**SUPPLIED RECORDS:**
-----

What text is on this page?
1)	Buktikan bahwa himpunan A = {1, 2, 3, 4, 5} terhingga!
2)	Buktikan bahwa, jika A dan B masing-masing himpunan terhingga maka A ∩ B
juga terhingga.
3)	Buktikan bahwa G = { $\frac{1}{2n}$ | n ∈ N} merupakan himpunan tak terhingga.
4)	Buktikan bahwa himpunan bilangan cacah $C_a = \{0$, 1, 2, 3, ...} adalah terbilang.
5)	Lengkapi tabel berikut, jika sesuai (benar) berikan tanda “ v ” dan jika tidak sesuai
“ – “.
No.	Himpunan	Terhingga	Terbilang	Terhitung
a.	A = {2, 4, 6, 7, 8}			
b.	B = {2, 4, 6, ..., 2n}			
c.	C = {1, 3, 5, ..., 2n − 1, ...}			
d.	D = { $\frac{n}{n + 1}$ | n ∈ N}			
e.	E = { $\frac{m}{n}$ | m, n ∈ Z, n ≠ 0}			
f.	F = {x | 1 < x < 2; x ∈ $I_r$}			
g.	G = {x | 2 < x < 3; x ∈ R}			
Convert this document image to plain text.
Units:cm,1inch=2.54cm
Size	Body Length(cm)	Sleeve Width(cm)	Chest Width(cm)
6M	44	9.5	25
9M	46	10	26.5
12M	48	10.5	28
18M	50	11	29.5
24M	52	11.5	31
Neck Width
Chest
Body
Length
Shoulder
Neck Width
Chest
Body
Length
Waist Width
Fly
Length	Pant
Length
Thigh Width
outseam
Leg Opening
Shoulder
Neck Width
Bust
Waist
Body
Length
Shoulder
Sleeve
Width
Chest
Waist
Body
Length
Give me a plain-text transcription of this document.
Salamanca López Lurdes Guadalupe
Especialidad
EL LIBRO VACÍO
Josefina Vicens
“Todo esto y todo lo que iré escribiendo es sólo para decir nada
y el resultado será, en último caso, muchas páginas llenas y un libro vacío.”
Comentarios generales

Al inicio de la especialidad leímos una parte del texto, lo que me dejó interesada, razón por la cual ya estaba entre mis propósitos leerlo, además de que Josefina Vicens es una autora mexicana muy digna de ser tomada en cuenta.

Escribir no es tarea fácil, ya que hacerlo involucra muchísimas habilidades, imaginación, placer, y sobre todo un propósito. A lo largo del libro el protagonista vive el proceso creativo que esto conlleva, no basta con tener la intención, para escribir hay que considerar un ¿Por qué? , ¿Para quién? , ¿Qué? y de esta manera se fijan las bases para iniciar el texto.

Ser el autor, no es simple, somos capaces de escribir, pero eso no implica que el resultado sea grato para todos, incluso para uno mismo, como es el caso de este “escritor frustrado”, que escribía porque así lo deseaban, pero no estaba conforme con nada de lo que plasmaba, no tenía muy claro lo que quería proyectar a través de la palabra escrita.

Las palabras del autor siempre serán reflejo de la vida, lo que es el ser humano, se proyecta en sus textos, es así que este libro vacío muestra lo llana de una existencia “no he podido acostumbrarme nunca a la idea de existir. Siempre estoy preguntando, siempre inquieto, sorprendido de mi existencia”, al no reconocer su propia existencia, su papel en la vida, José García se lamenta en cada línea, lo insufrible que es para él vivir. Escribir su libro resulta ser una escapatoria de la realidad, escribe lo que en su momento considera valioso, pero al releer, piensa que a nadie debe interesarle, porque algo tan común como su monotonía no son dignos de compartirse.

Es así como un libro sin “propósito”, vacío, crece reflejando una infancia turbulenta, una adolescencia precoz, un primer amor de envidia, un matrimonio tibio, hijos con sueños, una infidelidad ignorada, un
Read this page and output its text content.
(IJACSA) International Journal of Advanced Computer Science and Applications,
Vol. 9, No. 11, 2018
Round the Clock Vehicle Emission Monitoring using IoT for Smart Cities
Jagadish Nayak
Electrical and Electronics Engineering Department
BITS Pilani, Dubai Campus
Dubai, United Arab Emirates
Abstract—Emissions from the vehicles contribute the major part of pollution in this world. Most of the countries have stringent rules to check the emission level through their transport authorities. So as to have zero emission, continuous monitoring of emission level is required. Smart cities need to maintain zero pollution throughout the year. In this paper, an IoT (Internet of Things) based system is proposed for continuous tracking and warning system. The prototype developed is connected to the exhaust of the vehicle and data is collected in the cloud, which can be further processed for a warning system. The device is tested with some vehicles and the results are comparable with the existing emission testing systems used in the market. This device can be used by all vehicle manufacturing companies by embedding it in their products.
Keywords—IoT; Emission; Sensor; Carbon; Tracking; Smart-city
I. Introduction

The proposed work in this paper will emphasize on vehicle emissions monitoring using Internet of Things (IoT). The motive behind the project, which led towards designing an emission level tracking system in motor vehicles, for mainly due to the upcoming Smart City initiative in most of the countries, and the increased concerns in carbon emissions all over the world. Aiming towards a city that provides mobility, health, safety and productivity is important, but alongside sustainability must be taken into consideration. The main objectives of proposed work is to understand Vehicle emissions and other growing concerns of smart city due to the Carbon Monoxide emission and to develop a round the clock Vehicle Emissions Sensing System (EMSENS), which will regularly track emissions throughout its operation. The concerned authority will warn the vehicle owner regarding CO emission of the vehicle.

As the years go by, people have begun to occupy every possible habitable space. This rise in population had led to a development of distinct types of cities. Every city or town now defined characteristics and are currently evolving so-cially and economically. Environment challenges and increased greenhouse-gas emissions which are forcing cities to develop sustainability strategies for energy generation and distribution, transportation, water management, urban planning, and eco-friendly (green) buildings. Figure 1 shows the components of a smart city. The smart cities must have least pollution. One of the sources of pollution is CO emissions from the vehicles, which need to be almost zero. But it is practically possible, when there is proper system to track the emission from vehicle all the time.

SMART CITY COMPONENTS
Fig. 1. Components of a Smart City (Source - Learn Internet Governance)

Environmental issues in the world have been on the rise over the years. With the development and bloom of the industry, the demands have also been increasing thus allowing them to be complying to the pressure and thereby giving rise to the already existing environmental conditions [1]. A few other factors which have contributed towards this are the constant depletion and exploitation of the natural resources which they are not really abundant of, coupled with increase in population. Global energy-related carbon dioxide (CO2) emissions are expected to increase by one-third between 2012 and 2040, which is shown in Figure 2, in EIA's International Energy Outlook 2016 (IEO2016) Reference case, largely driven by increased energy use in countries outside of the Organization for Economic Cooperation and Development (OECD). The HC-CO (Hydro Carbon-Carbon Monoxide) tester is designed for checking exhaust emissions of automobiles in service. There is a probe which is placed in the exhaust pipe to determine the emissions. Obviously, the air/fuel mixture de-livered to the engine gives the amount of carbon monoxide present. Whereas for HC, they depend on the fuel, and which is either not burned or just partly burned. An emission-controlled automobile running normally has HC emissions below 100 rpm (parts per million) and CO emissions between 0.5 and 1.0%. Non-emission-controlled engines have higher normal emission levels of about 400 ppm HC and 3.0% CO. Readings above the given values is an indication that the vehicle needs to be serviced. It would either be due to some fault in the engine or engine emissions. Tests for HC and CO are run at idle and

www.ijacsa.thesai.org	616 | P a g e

-----

**EXERCISE OBJECTIVE:** Locate the word "resultado" in the records above, and return each line that has it.

**THE REPLY:**
y el resultado será, en último caso, muchas páginas llenas y un libro vacío.”
Ser el autor, no es simple, somos capaces de escribir, pero eso no implica que el resultado sea grato para todos, incluso para uno mismo, como es el caso de este “escritor frustrado”, que escribía porque así lo deseaban, pero no estaba conforme con nada de lo que plasmaba, no tenía muy claro lo que quería proyectar a través de la palabra escrita.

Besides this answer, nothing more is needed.